— Start of STORED ROWS —

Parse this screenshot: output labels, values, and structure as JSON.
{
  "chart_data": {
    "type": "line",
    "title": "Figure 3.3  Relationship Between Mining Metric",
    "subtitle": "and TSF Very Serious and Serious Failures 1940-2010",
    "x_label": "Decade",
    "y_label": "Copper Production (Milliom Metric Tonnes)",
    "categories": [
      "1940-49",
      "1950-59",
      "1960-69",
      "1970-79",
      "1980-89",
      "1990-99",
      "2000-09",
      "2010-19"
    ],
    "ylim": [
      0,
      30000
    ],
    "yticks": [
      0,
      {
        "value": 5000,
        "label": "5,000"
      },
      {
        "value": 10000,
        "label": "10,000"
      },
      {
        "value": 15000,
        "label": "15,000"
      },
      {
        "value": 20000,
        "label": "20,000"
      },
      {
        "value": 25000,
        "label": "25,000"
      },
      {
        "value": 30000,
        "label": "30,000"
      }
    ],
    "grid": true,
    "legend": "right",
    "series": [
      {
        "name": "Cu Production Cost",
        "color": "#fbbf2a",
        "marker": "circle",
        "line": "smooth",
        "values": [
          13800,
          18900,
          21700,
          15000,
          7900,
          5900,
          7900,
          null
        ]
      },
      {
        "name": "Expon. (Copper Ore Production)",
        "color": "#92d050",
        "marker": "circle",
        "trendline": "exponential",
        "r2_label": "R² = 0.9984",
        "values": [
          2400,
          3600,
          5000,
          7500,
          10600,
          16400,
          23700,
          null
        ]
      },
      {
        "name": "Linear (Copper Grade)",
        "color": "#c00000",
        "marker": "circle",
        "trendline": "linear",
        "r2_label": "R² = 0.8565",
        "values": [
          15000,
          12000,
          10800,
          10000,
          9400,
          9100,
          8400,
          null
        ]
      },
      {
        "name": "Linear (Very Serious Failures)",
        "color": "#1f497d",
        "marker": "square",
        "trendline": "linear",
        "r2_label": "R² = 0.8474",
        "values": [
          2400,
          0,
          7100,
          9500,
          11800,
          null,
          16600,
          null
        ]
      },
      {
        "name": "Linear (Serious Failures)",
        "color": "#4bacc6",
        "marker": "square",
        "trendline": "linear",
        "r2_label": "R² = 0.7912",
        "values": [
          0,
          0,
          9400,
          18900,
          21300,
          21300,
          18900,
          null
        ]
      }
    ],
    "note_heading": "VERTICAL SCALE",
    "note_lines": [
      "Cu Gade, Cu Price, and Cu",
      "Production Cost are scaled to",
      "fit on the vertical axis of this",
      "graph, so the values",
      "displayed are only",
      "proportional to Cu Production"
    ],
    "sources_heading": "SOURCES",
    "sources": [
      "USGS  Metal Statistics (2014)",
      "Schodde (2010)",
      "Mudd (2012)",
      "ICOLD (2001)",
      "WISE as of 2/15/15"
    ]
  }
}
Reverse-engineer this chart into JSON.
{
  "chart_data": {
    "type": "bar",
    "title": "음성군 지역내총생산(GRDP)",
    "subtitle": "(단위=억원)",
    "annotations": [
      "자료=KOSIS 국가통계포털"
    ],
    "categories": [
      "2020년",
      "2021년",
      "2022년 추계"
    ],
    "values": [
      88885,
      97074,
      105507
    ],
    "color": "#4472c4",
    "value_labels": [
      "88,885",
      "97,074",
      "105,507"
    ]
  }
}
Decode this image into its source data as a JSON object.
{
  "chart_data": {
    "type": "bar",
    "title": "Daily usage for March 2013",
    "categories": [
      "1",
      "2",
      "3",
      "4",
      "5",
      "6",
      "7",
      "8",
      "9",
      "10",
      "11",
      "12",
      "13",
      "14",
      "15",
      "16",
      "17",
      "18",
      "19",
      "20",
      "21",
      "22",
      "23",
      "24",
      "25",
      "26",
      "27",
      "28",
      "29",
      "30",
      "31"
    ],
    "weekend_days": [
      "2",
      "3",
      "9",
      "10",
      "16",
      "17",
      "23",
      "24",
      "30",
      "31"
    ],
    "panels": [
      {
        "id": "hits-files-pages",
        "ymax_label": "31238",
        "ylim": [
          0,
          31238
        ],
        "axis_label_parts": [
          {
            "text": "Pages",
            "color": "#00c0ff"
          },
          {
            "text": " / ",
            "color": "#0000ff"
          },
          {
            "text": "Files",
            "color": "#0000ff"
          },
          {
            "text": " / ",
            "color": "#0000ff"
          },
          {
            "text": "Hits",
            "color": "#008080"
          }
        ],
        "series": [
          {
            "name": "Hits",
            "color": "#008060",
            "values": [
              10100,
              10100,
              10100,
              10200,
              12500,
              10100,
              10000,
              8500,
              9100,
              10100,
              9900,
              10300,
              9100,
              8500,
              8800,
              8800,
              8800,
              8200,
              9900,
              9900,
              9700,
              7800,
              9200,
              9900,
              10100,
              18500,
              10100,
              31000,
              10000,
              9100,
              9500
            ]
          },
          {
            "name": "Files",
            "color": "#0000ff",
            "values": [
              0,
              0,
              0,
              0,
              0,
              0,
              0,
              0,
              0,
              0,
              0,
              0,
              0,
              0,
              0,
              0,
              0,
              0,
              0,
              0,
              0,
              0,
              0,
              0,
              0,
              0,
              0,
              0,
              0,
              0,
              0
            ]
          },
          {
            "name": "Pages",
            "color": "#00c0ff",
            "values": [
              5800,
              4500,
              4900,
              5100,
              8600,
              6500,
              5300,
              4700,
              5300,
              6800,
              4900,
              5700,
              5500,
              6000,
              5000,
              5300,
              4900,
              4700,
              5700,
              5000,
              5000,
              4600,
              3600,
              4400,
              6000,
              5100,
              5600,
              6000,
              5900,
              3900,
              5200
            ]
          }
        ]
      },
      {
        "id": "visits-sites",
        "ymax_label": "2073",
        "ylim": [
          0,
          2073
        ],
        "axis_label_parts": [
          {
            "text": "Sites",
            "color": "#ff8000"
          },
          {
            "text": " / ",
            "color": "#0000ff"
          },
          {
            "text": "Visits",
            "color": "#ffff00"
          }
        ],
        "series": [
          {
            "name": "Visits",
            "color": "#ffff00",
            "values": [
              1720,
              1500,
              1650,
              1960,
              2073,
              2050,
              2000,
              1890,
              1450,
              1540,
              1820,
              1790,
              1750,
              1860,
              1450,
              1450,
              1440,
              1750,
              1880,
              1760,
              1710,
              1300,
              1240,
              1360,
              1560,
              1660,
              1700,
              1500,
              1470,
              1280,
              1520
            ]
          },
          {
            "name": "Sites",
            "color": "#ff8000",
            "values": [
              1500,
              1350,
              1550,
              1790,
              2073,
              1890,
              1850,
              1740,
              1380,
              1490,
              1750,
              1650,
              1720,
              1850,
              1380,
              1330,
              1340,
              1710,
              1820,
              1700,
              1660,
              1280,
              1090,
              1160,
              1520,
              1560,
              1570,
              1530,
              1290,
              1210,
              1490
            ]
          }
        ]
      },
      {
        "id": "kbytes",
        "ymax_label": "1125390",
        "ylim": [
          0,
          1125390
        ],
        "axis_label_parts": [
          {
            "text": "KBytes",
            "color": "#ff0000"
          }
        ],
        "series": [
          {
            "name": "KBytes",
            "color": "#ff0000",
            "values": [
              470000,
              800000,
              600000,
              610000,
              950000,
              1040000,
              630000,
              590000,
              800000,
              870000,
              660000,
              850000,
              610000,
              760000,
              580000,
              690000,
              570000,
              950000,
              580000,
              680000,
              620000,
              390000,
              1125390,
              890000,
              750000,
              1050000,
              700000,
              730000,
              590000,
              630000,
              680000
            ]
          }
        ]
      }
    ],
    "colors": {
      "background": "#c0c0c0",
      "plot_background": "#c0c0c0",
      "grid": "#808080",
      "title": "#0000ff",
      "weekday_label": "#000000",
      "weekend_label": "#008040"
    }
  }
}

— End of STORED ROWS —

▸ OBJECTIVE
Above are the records. Identify each line that contains the word "Failures".

▸ COMPLETE RESPONSE
    "subtitle": "and TSF Very Serious and Serious Failures 1940-2010",
        "name": "Linear (Very Serious Failures)",
        "name": "Linear (Serious Failures)",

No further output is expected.